**GOAL**
Exact reproduction of the data is required, with images excluded.

**PROVIDED INFORMATION**
>>
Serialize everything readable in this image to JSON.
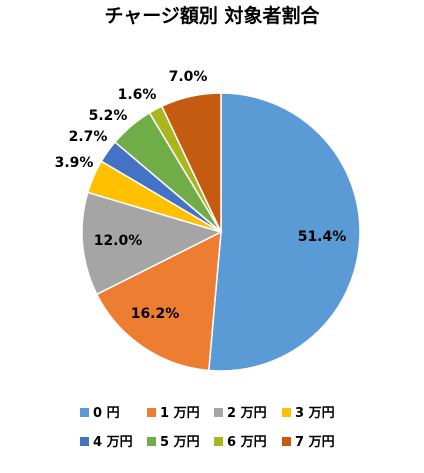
{
  "chart_data": {
    "type": "pie",
    "title": "チャージ額別 対象者割合",
    "categories": [
      "0 円",
      "1 万円",
      "2 万円",
      "3 万円",
      "4 万円",
      "5 万円",
      "6 万円",
      "7 万円"
    ],
    "values": [
      51.4,
      16.2,
      12.0,
      3.9,
      2.7,
      5.2,
      1.6,
      7.0
    ],
    "value_labels": [
      "51.4%",
      "16.2%",
      "12.0%",
      "3.9%",
      "2.7%",
      "5.2%",
      "1.6%",
      "7.0%"
    ],
    "colors": [
      "#5B9BD5",
      "#ED7D31",
      "#A5A5A5",
      "#FFC000",
      "#4472C4",
      "#70AD47",
      "#A9B61D",
      "#C55A11"
    ],
    "start_angle": "12 o'clock",
    "direction": "clockwise",
    "legend_position": "bottom"
  }
}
<<
**RESPONSE BELOW**
Serialize everything readable in this image to JSON.
{
  "chart_data": {
    "type": "pie",
    "title": "チャージ額別 対象者割合",
    "categories": [
      "0 円",
      "1 万円",
      "2 万円",
      "3 万円",
      "4 万円",
      "5 万円",
      "6 万円",
      "7 万円"
    ],
    "values": [
      51.4,
      16.2,
      12.0,
      3.9,
      2.7,
      5.2,
      1.6,
      7.0
    ],
    "value_labels": [
      "51.4%",
      "16.2%",
      "12.0%",
      "3.9%",
      "2.7%",
      "5.2%",
      "1.6%",
      "7.0%"
    ],
    "colors": [
      "#5B9BD5",
      "#ED7D31",
      "#A5A5A5",
      "#FFC000",
      "#4472C4",
      "#70AD47",
      "#A9B61D",
      "#C55A11"
    ],
    "start_angle": "12 o'clock",
    "direction": "clockwise",
    "legend_position": "bottom"
  }
}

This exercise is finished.